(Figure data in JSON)
——
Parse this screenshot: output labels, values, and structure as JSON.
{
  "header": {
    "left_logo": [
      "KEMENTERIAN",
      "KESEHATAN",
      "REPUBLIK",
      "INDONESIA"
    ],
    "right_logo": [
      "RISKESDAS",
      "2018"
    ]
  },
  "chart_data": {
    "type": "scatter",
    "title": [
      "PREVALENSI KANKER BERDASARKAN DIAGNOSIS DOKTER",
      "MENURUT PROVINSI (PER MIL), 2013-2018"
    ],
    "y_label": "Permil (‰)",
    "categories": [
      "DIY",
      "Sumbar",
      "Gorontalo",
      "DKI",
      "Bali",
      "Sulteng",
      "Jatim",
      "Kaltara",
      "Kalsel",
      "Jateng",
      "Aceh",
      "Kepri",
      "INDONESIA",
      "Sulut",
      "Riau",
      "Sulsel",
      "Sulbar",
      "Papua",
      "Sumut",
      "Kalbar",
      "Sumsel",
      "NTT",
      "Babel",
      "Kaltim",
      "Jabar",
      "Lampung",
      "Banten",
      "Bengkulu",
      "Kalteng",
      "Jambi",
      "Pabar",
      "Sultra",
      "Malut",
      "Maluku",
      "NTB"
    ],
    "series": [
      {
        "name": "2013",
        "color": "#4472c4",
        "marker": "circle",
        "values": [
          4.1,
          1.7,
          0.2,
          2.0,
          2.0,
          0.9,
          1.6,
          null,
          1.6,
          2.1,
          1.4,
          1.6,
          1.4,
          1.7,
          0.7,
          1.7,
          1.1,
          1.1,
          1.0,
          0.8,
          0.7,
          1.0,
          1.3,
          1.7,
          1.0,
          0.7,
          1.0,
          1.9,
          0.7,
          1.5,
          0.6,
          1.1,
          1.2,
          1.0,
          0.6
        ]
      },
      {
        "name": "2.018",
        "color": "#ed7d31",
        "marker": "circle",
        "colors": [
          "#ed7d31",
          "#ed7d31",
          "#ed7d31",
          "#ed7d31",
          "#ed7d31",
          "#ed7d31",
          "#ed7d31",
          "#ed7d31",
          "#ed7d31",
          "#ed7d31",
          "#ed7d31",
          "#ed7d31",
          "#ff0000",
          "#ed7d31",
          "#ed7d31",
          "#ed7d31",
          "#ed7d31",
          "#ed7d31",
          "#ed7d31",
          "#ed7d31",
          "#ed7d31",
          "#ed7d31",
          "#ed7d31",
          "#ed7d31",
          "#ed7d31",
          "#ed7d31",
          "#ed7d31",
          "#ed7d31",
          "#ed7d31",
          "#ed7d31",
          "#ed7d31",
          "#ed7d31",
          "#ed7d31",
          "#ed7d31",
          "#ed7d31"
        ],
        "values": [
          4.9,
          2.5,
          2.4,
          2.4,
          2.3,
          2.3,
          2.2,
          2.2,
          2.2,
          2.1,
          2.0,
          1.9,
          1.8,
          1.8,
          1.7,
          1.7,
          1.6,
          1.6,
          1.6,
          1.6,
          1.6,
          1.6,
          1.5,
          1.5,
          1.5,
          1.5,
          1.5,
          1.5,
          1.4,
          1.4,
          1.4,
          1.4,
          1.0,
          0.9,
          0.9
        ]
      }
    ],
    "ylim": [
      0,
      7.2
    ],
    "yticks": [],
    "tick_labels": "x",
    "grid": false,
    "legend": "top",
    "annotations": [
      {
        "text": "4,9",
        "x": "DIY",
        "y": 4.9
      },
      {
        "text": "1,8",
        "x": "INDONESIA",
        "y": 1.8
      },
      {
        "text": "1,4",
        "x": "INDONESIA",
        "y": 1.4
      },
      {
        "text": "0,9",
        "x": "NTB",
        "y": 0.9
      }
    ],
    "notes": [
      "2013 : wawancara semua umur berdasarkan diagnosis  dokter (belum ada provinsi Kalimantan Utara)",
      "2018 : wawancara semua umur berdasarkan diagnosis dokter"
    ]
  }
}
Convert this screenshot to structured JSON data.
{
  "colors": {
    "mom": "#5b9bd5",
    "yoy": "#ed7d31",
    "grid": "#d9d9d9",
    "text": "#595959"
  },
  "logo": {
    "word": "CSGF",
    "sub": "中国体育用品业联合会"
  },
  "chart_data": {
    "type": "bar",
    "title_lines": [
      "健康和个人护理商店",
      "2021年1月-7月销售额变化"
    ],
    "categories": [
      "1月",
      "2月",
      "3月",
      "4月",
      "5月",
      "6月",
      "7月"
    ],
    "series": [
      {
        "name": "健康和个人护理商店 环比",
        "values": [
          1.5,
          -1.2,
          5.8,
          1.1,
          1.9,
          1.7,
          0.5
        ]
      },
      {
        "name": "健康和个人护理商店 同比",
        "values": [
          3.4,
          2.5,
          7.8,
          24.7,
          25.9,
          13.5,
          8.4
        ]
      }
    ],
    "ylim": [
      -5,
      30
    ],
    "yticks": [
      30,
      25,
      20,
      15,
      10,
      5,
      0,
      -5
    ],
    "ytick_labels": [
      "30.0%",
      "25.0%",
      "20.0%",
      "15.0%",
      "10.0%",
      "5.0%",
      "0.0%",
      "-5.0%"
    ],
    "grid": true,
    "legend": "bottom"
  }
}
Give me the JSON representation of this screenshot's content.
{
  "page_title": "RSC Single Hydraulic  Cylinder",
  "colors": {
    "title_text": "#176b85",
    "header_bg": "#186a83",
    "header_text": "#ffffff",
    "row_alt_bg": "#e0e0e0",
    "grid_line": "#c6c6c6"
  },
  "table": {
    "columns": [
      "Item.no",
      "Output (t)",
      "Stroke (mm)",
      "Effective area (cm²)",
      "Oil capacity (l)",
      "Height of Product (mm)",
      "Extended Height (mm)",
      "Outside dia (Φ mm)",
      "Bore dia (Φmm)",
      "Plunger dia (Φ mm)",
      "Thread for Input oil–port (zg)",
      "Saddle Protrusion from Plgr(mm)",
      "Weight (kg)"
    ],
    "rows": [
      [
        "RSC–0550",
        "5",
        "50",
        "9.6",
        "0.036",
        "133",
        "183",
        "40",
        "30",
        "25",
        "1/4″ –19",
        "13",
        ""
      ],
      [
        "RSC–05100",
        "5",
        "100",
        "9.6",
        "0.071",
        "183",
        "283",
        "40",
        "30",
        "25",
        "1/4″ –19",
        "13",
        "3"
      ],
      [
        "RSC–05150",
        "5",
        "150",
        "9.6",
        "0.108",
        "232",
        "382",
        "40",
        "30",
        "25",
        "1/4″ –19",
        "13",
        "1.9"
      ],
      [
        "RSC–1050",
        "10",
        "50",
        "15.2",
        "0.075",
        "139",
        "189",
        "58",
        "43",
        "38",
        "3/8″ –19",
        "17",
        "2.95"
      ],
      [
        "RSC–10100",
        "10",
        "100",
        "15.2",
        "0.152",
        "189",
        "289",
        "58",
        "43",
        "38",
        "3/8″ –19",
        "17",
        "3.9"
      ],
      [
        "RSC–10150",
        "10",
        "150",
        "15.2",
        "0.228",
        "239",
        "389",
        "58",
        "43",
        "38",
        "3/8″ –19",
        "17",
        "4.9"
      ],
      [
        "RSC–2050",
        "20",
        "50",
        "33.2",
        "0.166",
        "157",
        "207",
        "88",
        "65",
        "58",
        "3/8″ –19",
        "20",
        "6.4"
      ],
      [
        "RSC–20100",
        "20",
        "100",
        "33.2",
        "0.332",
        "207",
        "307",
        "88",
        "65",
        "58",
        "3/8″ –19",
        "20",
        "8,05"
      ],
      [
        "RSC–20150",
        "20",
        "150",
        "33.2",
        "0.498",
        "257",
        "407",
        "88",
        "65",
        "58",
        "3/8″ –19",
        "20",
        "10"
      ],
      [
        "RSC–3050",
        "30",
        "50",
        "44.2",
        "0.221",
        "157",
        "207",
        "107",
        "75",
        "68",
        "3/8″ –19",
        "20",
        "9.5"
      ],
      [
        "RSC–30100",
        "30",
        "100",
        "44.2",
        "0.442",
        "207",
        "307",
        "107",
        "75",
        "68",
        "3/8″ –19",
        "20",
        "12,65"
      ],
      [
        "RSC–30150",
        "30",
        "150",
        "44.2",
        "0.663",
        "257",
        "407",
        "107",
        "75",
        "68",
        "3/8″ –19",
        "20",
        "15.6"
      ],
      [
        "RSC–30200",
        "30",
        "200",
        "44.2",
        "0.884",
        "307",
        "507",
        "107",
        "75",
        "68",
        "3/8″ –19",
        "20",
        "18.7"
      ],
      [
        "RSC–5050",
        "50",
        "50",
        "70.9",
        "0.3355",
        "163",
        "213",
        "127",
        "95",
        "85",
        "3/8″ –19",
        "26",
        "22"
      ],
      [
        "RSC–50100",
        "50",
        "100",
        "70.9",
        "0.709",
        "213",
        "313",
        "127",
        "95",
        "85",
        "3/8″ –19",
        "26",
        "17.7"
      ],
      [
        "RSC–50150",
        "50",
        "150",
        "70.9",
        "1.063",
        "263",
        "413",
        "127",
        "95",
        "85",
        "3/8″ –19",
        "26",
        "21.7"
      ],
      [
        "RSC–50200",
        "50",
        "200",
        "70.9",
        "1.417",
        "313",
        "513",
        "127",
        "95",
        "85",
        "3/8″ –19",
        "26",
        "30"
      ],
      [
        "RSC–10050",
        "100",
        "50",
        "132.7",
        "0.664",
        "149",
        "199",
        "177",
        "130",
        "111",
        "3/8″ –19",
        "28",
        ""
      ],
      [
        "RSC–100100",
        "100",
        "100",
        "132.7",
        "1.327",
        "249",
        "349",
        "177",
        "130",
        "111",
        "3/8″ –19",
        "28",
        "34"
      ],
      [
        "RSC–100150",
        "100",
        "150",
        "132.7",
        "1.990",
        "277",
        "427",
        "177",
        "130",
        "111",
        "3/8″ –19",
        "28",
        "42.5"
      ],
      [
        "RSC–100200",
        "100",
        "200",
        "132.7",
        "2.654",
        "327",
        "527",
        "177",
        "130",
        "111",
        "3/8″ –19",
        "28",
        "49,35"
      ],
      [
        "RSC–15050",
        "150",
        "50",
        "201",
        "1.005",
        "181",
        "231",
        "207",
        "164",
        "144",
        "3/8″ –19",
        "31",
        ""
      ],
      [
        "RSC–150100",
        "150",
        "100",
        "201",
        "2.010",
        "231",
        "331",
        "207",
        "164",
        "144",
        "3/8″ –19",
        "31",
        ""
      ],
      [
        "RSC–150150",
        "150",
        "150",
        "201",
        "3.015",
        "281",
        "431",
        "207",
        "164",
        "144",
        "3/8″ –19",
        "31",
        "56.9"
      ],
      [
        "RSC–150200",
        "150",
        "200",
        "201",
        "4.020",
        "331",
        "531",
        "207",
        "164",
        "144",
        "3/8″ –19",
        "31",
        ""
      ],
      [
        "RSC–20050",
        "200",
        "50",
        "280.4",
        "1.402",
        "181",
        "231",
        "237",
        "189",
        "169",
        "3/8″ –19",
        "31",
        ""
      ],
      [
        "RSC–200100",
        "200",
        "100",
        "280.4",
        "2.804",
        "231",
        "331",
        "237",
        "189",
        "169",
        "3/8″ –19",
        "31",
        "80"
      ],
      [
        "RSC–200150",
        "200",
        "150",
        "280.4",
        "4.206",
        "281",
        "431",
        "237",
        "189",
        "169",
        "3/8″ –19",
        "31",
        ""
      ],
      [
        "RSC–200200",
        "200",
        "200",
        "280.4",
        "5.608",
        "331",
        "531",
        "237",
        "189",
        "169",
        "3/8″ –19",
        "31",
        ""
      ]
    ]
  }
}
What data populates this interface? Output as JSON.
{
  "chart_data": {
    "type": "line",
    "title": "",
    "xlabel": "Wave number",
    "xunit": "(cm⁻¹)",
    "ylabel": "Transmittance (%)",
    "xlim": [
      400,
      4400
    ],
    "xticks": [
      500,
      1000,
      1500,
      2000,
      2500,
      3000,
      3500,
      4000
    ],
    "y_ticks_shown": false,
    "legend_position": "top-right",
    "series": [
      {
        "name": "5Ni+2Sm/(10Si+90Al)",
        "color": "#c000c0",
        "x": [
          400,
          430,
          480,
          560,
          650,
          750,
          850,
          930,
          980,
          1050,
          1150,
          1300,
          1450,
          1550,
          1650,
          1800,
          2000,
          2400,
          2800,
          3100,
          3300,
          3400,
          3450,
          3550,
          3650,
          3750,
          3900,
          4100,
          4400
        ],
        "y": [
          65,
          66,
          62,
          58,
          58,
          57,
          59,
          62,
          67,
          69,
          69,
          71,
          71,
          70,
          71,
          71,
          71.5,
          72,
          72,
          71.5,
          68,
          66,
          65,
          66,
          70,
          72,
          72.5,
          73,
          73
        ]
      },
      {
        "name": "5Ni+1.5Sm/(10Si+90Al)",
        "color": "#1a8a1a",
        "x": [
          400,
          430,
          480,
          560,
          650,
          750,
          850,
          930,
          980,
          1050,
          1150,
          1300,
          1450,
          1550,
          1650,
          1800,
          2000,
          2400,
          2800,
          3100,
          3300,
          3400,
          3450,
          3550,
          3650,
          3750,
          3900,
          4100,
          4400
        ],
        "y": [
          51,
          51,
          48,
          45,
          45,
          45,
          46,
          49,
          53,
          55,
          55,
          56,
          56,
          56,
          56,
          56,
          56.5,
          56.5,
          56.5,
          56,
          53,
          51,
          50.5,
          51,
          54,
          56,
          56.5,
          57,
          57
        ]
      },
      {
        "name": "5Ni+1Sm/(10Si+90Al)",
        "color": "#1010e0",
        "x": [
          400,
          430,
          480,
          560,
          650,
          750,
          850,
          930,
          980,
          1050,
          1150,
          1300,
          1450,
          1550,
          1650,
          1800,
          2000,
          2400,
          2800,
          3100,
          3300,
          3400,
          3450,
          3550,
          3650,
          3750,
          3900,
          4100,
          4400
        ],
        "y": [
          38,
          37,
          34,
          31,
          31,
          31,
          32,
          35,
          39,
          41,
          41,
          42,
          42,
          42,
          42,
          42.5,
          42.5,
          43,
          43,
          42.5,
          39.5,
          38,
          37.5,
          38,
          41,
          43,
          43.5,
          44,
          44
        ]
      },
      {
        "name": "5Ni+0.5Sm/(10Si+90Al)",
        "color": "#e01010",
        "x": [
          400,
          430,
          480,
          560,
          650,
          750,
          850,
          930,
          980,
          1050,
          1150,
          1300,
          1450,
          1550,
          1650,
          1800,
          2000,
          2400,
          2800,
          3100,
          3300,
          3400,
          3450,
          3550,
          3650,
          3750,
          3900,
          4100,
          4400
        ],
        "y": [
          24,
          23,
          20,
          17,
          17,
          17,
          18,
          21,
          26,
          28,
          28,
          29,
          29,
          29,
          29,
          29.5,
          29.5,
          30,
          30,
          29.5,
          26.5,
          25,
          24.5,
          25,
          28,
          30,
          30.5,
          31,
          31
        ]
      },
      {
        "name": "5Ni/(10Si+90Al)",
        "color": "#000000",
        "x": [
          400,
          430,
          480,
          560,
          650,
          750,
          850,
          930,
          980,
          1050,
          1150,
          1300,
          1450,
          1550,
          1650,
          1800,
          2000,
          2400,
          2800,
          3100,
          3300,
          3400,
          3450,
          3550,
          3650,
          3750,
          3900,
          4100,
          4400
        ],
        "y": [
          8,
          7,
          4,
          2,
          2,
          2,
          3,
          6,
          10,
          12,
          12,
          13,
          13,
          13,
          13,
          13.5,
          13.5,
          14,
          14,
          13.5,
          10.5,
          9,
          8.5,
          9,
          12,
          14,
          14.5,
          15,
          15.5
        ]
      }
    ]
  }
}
——
■ TASK STATEMENT ■
From the entries, copy out each line containing the word "INDONESIA".

■ TASK ANSWER ■
      "INDONESIA"
      "INDONESIA",
        "x": "INDONESIA",
        "x": "INDONESIA",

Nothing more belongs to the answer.